**The problem:** Using the material that follows, identify and copy each line with the string "Total".

**Supplied material:**
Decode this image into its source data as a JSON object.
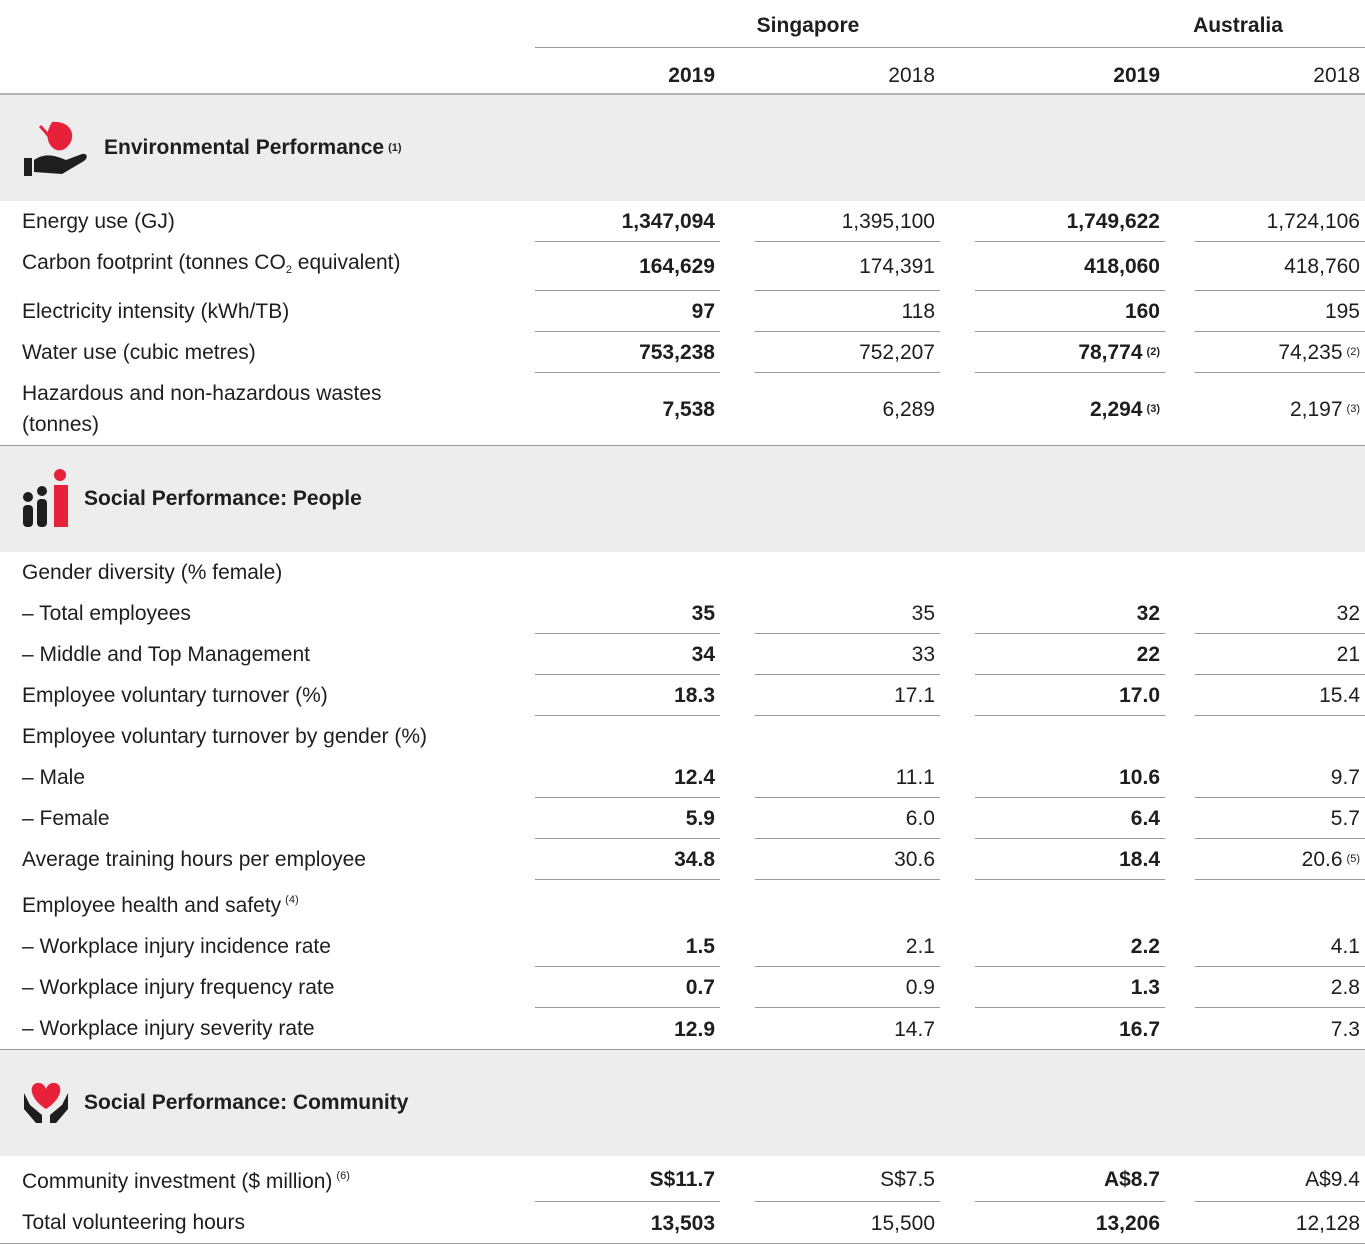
{
  "header": {
    "groups": [
      "Singapore",
      "Australia"
    ],
    "years": [
      "2019",
      "2018",
      "2019",
      "2018"
    ]
  },
  "sections": [
    {
      "title": "Environmental Performance",
      "note": "(1)",
      "rows": [
        {
          "label": "Energy use (GJ)",
          "cells": [
            "1,347,094",
            "1,395,100",
            "1,749,622",
            "1,724,106"
          ]
        },
        {
          "label": "Carbon footprint (tonnes CO",
          "sub": "2",
          "label_end": " equivalent)",
          "cells": [
            "164,629",
            "174,391",
            "418,060",
            "418,760"
          ]
        },
        {
          "label": "Electricity intensity (kWh/TB)",
          "cells": [
            "97",
            "118",
            "160",
            "195"
          ]
        },
        {
          "label": "Water use (cubic metres)",
          "cells": [
            "753,238",
            "752,207",
            {
              "text": "78,774",
              "note": "(2)"
            },
            {
              "text": "74,235",
              "note": "(2)"
            }
          ]
        },
        {
          "label": "Hazardous and non-hazardous wastes (tonnes)",
          "cells": [
            "7,538",
            "6,289",
            {
              "text": "2,294",
              "note": "(3)"
            },
            {
              "text": "2,197",
              "note": "(3)"
            }
          ]
        }
      ]
    },
    {
      "title": "Social Performance: People",
      "rows": [
        {
          "label": "Gender diversity (% female)"
        },
        {
          "label": "– Total employees",
          "cells": [
            "35",
            "35",
            "32",
            "32"
          ]
        },
        {
          "label": "– Middle and Top Management",
          "cells": [
            "34",
            "33",
            "22",
            "21"
          ]
        },
        {
          "label": "Employee voluntary turnover (%)",
          "cells": [
            "18.3",
            "17.1",
            "17.0",
            "15.4"
          ]
        },
        {
          "label": "Employee voluntary turnover by gender (%)"
        },
        {
          "label": "– Male",
          "cells": [
            "12.4",
            "11.1",
            "10.6",
            "9.7"
          ]
        },
        {
          "label": "– Female",
          "cells": [
            "5.9",
            "6.0",
            "6.4",
            "5.7"
          ]
        },
        {
          "label": "Average training hours per employee",
          "cells": [
            "34.8",
            "30.6",
            "18.4",
            {
              "text": "20.6",
              "note": "(5)"
            }
          ]
        },
        {
          "label": "Employee health and safety",
          "note": "(4)"
        },
        {
          "label": "– Workplace injury incidence rate",
          "cells": [
            "1.5",
            "2.1",
            "2.2",
            "4.1"
          ]
        },
        {
          "label": "– Workplace injury frequency rate",
          "cells": [
            "0.7",
            "0.9",
            "1.3",
            "2.8"
          ]
        },
        {
          "label": "– Workplace injury severity rate",
          "cells": [
            "12.9",
            "14.7",
            "16.7",
            "7.3"
          ]
        }
      ]
    },
    {
      "title": "Social Performance: Community",
      "rows": [
        {
          "label": "Community investment ($ million)",
          "note": "(6)",
          "cells": [
            "S$11.7",
            "S$7.5",
            "A$8.7",
            "A$9.4"
          ]
        },
        {
          "label": "Total volunteering hours",
          "cells": [
            "13,503",
            "15,500",
            "13,206",
            "12,128"
          ]
        }
      ]
    }
  ]
}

**Task solution:**
          "label": "– Total employees",
          "label": "Total volunteering hours",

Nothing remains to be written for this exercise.